Show every line of the records below that contains the word "Revenue".

---------- Stored data ----------

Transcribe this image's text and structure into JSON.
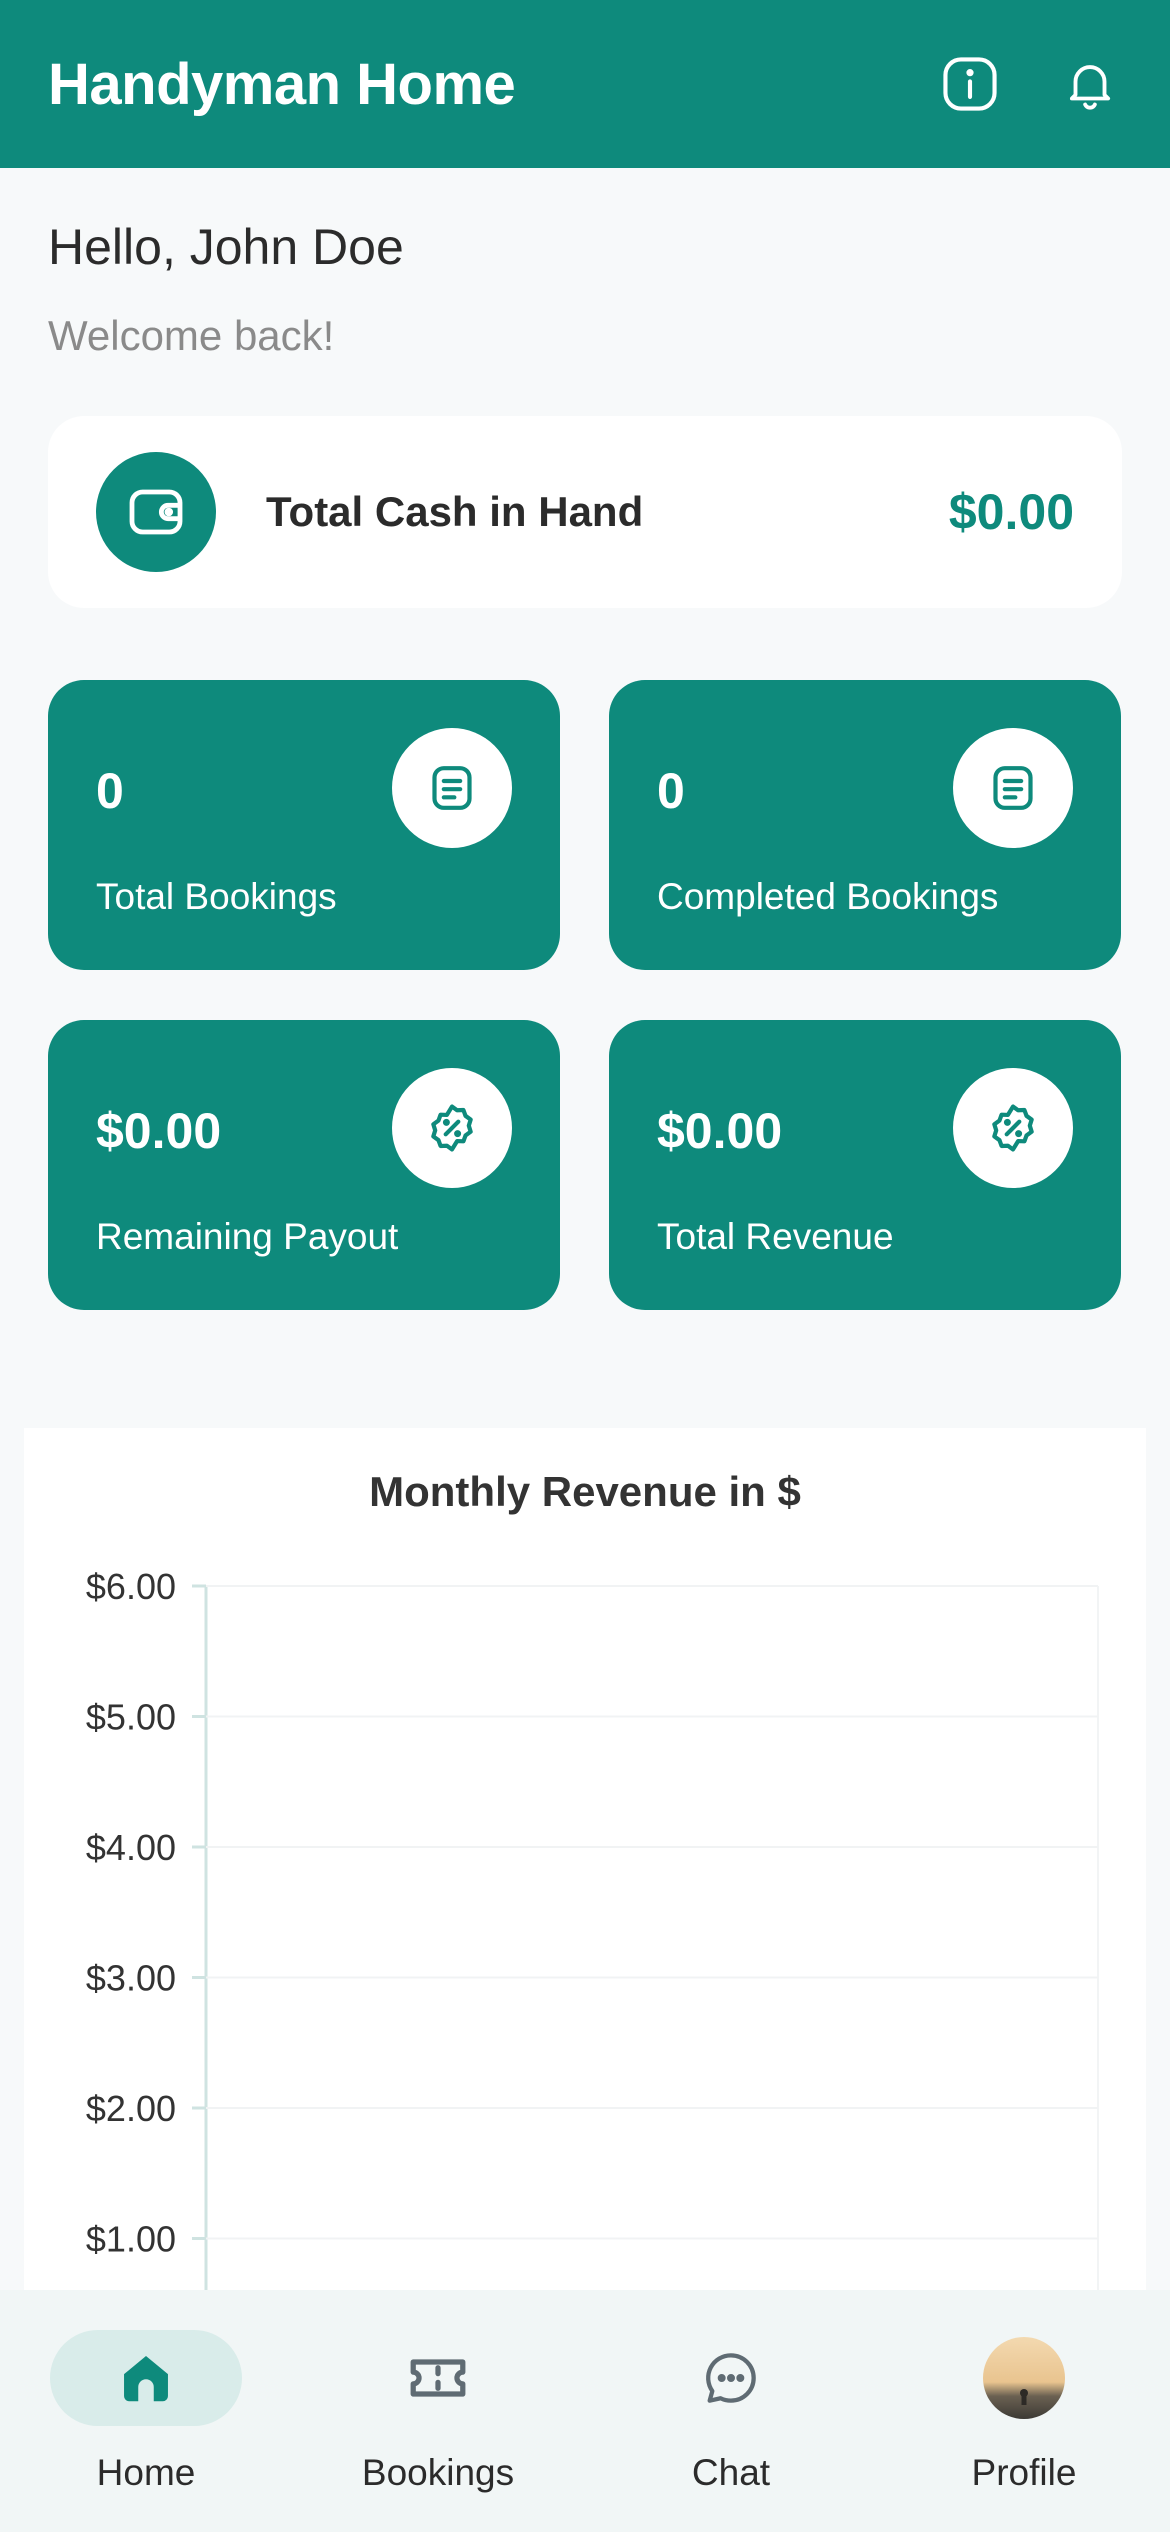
{
  "header": {
    "title": "Handyman Home",
    "info_icon": "info-icon",
    "bell_icon": "bell-icon"
  },
  "greeting": {
    "hello": "Hello, John Doe",
    "welcome": "Welcome back!"
  },
  "cash": {
    "label": "Total Cash in Hand",
    "value": "$0.00",
    "icon": "wallet-icon"
  },
  "stats": [
    {
      "value": "0",
      "label": "Total Bookings",
      "icon": "list-document-icon"
    },
    {
      "value": "0",
      "label": "Completed Bookings",
      "icon": "list-document-icon"
    },
    {
      "value": "$0.00",
      "label": "Remaining Payout",
      "icon": "discount-badge-icon"
    },
    {
      "value": "$0.00",
      "label": "Total Revenue",
      "icon": "discount-badge-icon"
    }
  ],
  "chart_data": {
    "type": "line",
    "title": "Monthly Revenue in $",
    "xlabel": "",
    "ylabel": "",
    "ylim": [
      0,
      6
    ],
    "y_ticks": [
      "$6.00",
      "$5.00",
      "$4.00",
      "$3.00",
      "$2.00",
      "$1.00"
    ],
    "y_tick_values": [
      6,
      5,
      4,
      3,
      2,
      1
    ],
    "grid": true,
    "categories": [],
    "series": []
  },
  "colors": {
    "primary": "#0e8a7c",
    "background": "#f7f9fa",
    "card": "#ffffff",
    "nav_background": "#f1f6f6",
    "nav_active_pill": "#d9ecea"
  },
  "nav": {
    "home": {
      "label": "Home",
      "icon": "home-icon"
    },
    "bookings": {
      "label": "Bookings",
      "icon": "ticket-icon"
    },
    "chat": {
      "label": "Chat",
      "icon": "chat-icon"
    },
    "profile": {
      "label": "Profile",
      "icon": "avatar"
    },
    "active": "home"
  }
}
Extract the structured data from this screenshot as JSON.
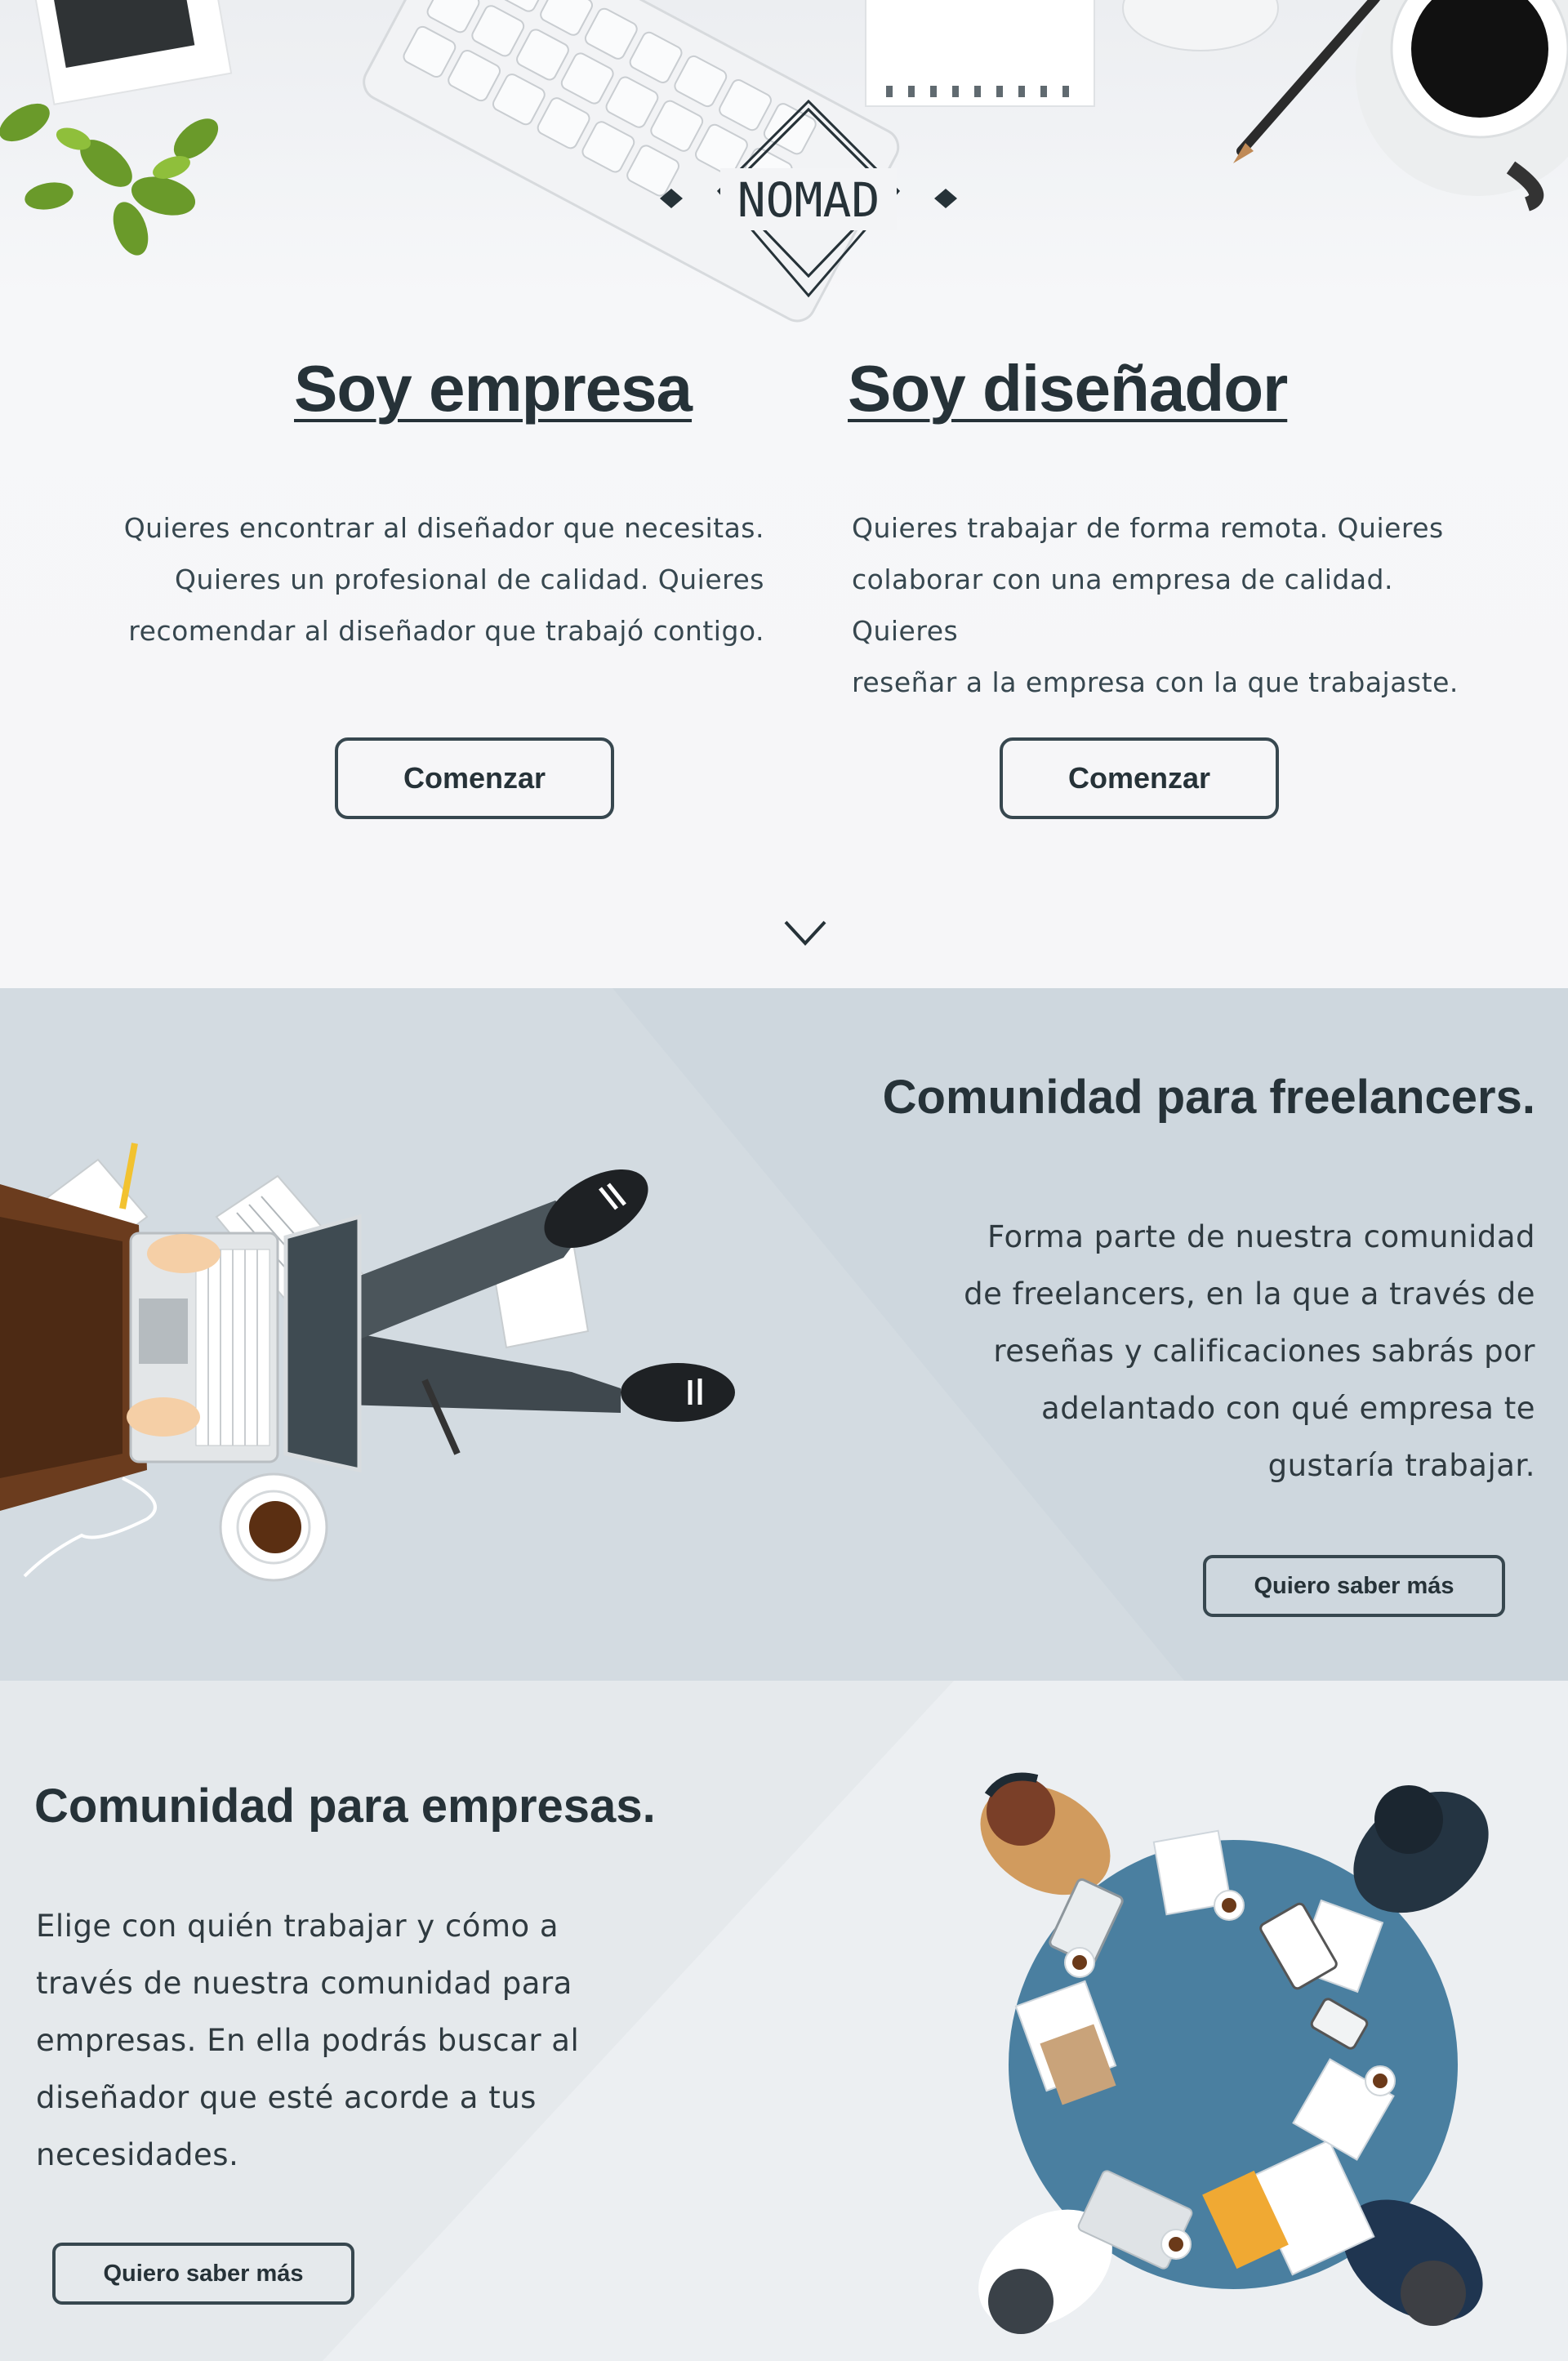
{
  "brand": {
    "logo_text": "NOMAD"
  },
  "hero": {
    "company": {
      "title": "Soy empresa",
      "lines": [
        "Quieres encontrar al diseñador que necesitas.",
        "Quieres un profesional de calidad. Quieres",
        "recomendar al diseñador que trabajó contigo."
      ],
      "button_label": "Comenzar"
    },
    "designer": {
      "title": "Soy diseñador",
      "lines": [
        "Quieres trabajar de forma remota. Quieres",
        "colaborar con una empresa de calidad. Quieres",
        "reseñar a la empresa con la que trabajaste."
      ],
      "button_label": "Comenzar"
    }
  },
  "freelancers": {
    "title": "Comunidad para freelancers.",
    "lines": [
      "Forma parte de nuestra comunidad",
      "de freelancers, en la que a través de",
      "reseñas y calificaciones sabrás por",
      "adelantado con qué empresa te",
      "gustaría trabajar."
    ],
    "button_label": "Quiero saber más"
  },
  "companies": {
    "title": "Comunidad para empresas.",
    "lines": [
      "Elige con quién trabajar y cómo a",
      "través de nuestra comunidad para",
      "empresas. En ella podrás buscar al",
      "diseñador que esté acorde a tus",
      "necesidades."
    ],
    "button_label": "Quiero saber más"
  },
  "icons": [
    "chevron-down-icon"
  ],
  "colors": {
    "text": "#263238",
    "band_light": "#d3dbe1",
    "table": "#4a7fa0"
  }
}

----------

Task response —
      "label": "Total Revenue",
    "title": "Monthly Revenue in $",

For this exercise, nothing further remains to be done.